# Extracted data entries
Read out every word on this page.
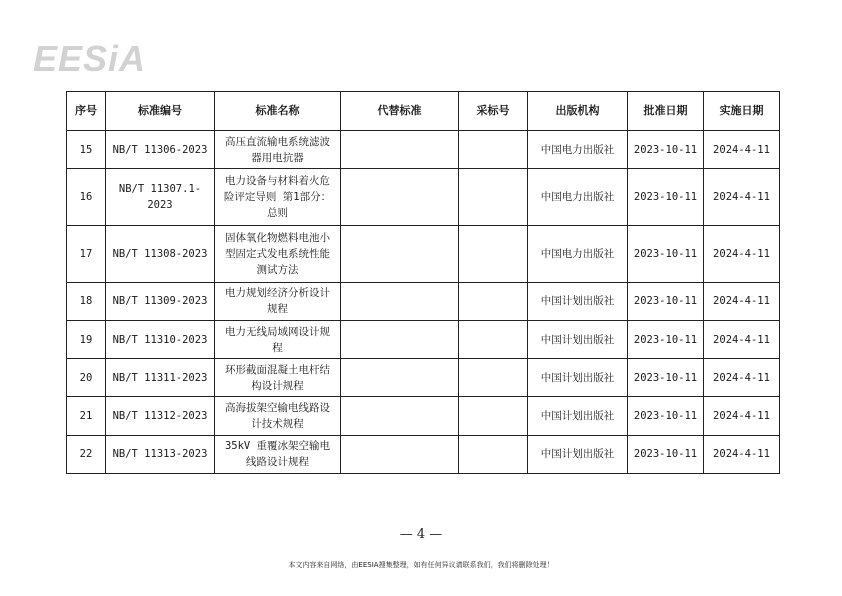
EESiA
序号	标准编号	标准名称	代替标准	采标号	出版机构	批准日期	实施日期
15	NB/T 11306-2023	高压直流输电系统滤波器用电抗器			中国电力出版社	2023-10-11	2024-4-11
16	NB/T 11307.1-2023	电力设备与材料着火危险评定导则 第1部分：总则			中国电力出版社	2023-10-11	2024-4-11
17	NB/T 11308-2023	固体氧化物燃料电池小型固定式发电系统性能测试方法			中国电力出版社	2023-10-11	2024-4-11
18	NB/T 11309-2023	电力规划经济分析设计规程			中国计划出版社	2023-10-11	2024-4-11
19	NB/T 11310-2023	电力无线局域网设计规程			中国计划出版社	2023-10-11	2024-4-11
20	NB/T 11311-2023	环形截面混凝土电杆结构设计规程			中国计划出版社	2023-10-11	2024-4-11
21	NB/T 11312-2023	高海拔架空输电线路设计技术规程			中国计划出版社	2023-10-11	2024-4-11
22	NB/T 11313-2023	35kV 重覆冰架空输电线路设计规程			中国计划出版社	2023-10-11	2024-4-11
— 4 —
本文内容来自网络，由EESIA搜集整理，如有任何异议请联系我们，我们将删除处理！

# Stated problem
Go through the material line by line. Show each line that contains the string "中国电力出版社".

# Solution to the exercise
15	NB/T 11306-2023	高压直流输电系统滤波器用电抗器			中国电力出版社	2023-10-11	2024-4-11
16	NB/T 11307.1-2023	电力设备与材料着火危险评定导则 第1部分：总则			中国电力出版社	2023-10-11	2024-4-11
17	NB/T 11308-2023	固体氧化物燃料电池小型固定式发电系统性能测试方法			中国电力出版社	2023-10-11	2024-4-11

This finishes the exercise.